PROBLEM DESCRIPTION:
Spot each line in the records below where the word "ylabel" occurs, then copy it.

___

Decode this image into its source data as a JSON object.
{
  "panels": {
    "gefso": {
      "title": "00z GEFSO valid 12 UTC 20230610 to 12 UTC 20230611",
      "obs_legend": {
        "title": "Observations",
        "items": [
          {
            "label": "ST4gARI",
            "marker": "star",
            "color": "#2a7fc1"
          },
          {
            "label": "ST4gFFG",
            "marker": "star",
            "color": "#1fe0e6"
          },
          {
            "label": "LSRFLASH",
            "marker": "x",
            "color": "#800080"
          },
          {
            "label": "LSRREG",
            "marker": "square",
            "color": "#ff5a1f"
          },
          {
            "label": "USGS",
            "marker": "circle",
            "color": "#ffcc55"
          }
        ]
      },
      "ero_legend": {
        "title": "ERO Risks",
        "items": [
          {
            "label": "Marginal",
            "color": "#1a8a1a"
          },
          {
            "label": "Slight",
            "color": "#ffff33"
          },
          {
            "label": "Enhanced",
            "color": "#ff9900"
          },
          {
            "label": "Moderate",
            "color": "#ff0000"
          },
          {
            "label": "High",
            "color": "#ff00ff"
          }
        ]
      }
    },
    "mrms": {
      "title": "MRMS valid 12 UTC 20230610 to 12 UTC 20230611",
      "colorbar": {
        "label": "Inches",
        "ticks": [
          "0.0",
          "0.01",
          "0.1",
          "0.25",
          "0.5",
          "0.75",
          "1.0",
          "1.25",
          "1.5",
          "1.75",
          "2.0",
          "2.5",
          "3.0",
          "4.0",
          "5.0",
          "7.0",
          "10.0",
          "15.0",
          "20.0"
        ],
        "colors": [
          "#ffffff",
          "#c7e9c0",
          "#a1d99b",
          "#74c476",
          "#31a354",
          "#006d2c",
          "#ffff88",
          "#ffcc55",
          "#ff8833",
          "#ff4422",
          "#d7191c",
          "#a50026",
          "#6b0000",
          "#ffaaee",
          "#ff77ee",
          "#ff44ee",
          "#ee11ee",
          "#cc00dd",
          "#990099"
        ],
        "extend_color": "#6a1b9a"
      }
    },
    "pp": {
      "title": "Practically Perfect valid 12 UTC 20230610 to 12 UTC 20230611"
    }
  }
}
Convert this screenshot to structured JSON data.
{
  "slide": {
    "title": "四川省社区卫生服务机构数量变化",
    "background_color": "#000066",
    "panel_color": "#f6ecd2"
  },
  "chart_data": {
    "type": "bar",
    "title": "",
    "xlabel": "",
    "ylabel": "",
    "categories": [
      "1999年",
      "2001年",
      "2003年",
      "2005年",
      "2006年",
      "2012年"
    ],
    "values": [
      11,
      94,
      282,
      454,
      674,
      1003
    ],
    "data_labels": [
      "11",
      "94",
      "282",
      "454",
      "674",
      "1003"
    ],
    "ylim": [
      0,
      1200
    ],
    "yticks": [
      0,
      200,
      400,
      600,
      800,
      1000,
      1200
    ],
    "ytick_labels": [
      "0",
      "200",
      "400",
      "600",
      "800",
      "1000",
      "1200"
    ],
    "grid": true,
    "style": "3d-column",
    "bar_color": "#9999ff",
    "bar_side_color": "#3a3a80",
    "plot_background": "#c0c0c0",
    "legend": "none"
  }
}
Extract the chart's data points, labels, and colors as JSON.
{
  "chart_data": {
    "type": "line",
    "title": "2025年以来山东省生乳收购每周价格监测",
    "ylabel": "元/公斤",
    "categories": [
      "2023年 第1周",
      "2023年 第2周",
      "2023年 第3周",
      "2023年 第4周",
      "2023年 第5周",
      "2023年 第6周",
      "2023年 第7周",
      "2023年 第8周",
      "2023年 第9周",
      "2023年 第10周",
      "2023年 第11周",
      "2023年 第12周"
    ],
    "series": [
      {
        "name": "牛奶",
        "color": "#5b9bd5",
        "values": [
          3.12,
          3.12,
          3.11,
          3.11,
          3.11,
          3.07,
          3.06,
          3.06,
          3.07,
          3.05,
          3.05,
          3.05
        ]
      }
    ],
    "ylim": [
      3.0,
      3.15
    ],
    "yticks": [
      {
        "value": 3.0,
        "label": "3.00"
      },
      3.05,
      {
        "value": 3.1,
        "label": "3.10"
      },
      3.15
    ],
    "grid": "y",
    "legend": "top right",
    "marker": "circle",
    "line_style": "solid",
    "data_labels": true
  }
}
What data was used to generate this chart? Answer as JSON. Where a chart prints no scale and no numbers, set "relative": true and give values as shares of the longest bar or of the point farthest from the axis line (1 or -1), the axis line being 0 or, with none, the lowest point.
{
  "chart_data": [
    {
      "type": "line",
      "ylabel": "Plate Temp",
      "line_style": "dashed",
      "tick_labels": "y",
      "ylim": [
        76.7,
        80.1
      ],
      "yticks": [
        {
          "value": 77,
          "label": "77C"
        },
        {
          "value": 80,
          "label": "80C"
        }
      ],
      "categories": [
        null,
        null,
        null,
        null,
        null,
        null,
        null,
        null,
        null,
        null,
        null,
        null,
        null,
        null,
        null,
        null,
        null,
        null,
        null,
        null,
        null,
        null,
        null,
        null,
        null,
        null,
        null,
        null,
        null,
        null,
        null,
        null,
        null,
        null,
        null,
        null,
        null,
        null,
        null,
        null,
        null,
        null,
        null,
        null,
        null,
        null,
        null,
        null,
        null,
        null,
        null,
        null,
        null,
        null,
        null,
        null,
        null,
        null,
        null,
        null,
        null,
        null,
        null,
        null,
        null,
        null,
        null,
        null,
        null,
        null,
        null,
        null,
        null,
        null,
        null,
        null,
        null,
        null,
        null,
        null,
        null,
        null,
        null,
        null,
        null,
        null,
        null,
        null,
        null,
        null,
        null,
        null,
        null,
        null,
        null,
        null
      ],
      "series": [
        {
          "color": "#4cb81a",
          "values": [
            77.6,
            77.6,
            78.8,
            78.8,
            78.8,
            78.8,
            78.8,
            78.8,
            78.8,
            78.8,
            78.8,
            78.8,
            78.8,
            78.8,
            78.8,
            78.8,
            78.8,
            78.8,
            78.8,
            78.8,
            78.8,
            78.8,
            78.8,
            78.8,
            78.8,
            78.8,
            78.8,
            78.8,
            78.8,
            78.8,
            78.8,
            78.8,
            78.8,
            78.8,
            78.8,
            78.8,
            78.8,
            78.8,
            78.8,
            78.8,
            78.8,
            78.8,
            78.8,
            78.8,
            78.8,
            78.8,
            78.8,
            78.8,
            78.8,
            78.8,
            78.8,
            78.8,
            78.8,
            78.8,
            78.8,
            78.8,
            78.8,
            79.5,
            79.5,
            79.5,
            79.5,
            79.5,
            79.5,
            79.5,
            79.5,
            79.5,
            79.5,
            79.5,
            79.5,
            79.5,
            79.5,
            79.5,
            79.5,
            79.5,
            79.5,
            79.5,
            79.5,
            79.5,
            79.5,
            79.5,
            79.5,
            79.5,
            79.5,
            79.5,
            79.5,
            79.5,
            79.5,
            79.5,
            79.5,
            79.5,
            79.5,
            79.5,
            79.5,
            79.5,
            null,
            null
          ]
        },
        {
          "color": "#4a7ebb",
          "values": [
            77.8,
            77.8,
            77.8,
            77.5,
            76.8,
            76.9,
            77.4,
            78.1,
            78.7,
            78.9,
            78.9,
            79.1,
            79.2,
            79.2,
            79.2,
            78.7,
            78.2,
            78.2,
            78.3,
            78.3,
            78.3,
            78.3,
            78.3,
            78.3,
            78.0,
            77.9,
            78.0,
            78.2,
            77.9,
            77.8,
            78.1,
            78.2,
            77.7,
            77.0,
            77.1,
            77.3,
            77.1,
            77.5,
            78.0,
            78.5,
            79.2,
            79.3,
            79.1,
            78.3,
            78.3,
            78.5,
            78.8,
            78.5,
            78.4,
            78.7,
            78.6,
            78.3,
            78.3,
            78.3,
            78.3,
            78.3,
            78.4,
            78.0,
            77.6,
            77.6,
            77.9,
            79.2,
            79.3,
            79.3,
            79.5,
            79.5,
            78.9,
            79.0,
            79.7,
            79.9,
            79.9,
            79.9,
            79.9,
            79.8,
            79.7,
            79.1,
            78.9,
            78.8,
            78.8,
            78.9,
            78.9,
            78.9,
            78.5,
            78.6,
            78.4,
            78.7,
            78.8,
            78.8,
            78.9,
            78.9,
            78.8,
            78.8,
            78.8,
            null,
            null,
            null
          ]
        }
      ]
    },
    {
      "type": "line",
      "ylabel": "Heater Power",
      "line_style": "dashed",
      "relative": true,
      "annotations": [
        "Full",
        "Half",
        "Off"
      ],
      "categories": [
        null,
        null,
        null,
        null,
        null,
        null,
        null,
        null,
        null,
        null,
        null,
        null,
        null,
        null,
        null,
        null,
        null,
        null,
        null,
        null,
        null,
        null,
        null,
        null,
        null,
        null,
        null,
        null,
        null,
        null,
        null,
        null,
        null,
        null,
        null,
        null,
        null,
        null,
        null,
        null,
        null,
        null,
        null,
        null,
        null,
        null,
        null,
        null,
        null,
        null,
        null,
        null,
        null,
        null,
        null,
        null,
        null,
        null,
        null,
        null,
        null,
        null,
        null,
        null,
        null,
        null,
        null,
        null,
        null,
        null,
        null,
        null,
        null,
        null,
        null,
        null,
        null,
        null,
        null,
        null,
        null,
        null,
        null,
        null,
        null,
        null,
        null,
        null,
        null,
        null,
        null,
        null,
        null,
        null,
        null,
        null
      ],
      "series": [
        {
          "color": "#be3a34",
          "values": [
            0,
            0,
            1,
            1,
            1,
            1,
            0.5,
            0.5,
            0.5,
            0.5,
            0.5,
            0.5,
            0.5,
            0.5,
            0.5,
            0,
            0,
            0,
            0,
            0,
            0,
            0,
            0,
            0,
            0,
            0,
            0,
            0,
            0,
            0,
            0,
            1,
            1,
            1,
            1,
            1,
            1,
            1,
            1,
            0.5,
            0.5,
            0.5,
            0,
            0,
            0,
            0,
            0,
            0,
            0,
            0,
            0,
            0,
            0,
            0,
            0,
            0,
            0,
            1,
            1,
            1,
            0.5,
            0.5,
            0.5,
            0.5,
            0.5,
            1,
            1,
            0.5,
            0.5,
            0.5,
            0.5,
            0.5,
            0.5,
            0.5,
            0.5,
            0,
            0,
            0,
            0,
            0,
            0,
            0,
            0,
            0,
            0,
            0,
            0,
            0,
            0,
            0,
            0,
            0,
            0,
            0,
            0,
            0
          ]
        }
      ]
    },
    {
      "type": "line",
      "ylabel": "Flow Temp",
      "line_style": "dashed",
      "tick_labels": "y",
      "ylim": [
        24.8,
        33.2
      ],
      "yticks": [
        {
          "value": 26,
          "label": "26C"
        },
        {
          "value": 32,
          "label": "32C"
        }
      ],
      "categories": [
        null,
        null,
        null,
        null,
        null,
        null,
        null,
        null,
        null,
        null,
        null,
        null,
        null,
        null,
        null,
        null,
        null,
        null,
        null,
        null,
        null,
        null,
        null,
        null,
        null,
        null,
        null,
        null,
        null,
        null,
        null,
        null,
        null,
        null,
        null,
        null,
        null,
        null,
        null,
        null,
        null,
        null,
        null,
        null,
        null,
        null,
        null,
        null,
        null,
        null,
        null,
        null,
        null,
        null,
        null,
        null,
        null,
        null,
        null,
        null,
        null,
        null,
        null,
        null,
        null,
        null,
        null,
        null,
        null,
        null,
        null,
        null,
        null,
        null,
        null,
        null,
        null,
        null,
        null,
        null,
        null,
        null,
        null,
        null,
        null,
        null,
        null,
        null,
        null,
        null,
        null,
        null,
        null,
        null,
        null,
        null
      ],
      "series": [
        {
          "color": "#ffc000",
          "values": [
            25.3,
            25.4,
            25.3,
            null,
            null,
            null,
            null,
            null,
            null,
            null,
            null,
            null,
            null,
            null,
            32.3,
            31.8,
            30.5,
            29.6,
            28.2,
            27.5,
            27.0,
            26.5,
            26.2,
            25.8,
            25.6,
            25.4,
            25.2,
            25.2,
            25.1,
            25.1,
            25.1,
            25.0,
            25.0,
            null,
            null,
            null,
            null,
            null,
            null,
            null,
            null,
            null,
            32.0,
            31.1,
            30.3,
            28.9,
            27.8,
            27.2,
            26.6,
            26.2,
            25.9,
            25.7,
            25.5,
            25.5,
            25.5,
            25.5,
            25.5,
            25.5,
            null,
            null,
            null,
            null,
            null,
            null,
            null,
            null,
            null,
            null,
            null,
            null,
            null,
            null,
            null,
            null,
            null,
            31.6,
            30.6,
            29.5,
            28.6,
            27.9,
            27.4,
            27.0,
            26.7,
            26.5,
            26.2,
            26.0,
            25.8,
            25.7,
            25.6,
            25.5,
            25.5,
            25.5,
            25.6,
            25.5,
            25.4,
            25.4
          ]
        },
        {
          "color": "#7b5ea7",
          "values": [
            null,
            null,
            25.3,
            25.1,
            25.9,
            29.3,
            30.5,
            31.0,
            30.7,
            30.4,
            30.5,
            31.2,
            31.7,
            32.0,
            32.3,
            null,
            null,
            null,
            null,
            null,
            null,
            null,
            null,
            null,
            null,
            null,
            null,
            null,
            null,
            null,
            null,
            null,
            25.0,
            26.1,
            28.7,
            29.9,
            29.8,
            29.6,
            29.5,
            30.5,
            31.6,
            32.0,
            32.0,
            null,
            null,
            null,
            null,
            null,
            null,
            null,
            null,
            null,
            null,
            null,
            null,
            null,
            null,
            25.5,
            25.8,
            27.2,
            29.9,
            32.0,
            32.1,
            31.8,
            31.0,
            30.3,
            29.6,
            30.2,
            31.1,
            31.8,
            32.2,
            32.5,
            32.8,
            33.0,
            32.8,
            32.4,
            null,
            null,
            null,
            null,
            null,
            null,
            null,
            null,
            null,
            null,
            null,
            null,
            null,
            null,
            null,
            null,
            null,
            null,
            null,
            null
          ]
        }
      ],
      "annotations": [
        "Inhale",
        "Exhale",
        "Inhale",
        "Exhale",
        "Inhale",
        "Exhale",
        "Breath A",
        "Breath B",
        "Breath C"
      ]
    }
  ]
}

___

THE ANSWER:
    "ylabel": "",
    "ylabel": "元/公斤",
      "ylabel": "Plate Temp",
      "ylabel": "Heater Power",
      "ylabel": "Flow Temp",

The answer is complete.